[Your goal]: The listing below should be copied in full, word for word.

[Recorded data]:
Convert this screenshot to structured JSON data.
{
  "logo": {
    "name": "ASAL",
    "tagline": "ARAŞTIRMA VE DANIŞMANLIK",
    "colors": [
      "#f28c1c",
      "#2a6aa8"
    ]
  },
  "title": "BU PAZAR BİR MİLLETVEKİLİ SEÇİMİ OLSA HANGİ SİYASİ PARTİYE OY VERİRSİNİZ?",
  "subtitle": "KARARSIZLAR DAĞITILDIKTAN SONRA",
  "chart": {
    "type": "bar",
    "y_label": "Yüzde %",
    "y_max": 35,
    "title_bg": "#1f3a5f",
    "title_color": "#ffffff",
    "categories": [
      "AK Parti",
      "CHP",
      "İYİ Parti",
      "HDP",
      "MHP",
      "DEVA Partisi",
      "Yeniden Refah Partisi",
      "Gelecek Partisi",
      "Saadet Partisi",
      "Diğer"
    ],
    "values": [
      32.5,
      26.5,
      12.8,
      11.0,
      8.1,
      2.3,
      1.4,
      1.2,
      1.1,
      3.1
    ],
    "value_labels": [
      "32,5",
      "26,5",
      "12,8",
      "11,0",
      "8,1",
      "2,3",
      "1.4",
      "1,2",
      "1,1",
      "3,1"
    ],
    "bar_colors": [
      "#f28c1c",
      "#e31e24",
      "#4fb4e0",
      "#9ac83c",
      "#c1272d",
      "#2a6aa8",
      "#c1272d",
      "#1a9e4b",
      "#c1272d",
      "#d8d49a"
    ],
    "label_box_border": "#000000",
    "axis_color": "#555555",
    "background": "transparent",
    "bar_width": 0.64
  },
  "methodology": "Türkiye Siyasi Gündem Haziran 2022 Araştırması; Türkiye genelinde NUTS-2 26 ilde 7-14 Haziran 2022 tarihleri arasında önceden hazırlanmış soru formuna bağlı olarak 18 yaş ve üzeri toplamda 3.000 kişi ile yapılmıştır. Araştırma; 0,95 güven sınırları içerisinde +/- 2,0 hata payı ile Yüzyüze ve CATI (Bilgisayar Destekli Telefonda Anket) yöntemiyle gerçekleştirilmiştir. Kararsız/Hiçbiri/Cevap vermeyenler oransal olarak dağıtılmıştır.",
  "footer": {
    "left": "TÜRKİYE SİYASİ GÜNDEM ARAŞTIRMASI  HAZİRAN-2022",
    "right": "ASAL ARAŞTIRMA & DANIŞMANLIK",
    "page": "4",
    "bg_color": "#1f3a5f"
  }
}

[Task output]:
Convert this screenshot to structured JSON data.
{
  "logo": {
    "name": "ASAL",
    "tagline": "ARAŞTIRMA VE DANIŞMANLIK",
    "colors": [
      "#f28c1c",
      "#2a6aa8"
    ]
  },
  "title": "BU PAZAR BİR MİLLETVEKİLİ SEÇİMİ OLSA HANGİ SİYASİ PARTİYE OY VERİRSİNİZ?",
  "subtitle": "KARARSIZLAR DAĞITILDIKTAN SONRA",
  "chart": {
    "type": "bar",
    "y_label": "Yüzde %",
    "y_max": 35,
    "title_bg": "#1f3a5f",
    "title_color": "#ffffff",
    "categories": [
      "AK Parti",
      "CHP",
      "İYİ Parti",
      "HDP",
      "MHP",
      "DEVA Partisi",
      "Yeniden Refah Partisi",
      "Gelecek Partisi",
      "Saadet Partisi",
      "Diğer"
    ],
    "values": [
      32.5,
      26.5,
      12.8,
      11.0,
      8.1,
      2.3,
      1.4,
      1.2,
      1.1,
      3.1
    ],
    "value_labels": [
      "32,5",
      "26,5",
      "12,8",
      "11,0",
      "8,1",
      "2,3",
      "1.4",
      "1,2",
      "1,1",
      "3,1"
    ],
    "bar_colors": [
      "#f28c1c",
      "#e31e24",
      "#4fb4e0",
      "#9ac83c",
      "#c1272d",
      "#2a6aa8",
      "#c1272d",
      "#1a9e4b",
      "#c1272d",
      "#d8d49a"
    ],
    "label_box_border": "#000000",
    "axis_color": "#555555",
    "background": "transparent",
    "bar_width": 0.64
  },
  "methodology": "Türkiye Siyasi Gündem Haziran 2022 Araştırması; Türkiye genelinde NUTS-2 26 ilde 7-14 Haziran 2022 tarihleri arasında önceden hazırlanmış soru formuna bağlı olarak 18 yaş ve üzeri toplamda 3.000 kişi ile yapılmıştır. Araştırma; 0,95 güven sınırları içerisinde +/- 2,0 hata payı ile Yüzyüze ve CATI (Bilgisayar Destekli Telefonda Anket) yöntemiyle gerçekleştirilmiştir. Kararsız/Hiçbiri/Cevap vermeyenler oransal olarak dağıtılmıştır.",
  "footer": {
    "left": "TÜRKİYE SİYASİ GÜNDEM ARAŞTIRMASI  HAZİRAN-2022",
    "right": "ASAL ARAŞTIRMA & DANIŞMANLIK",
    "page": "4",
    "bg_color": "#1f3a5f"
  }
}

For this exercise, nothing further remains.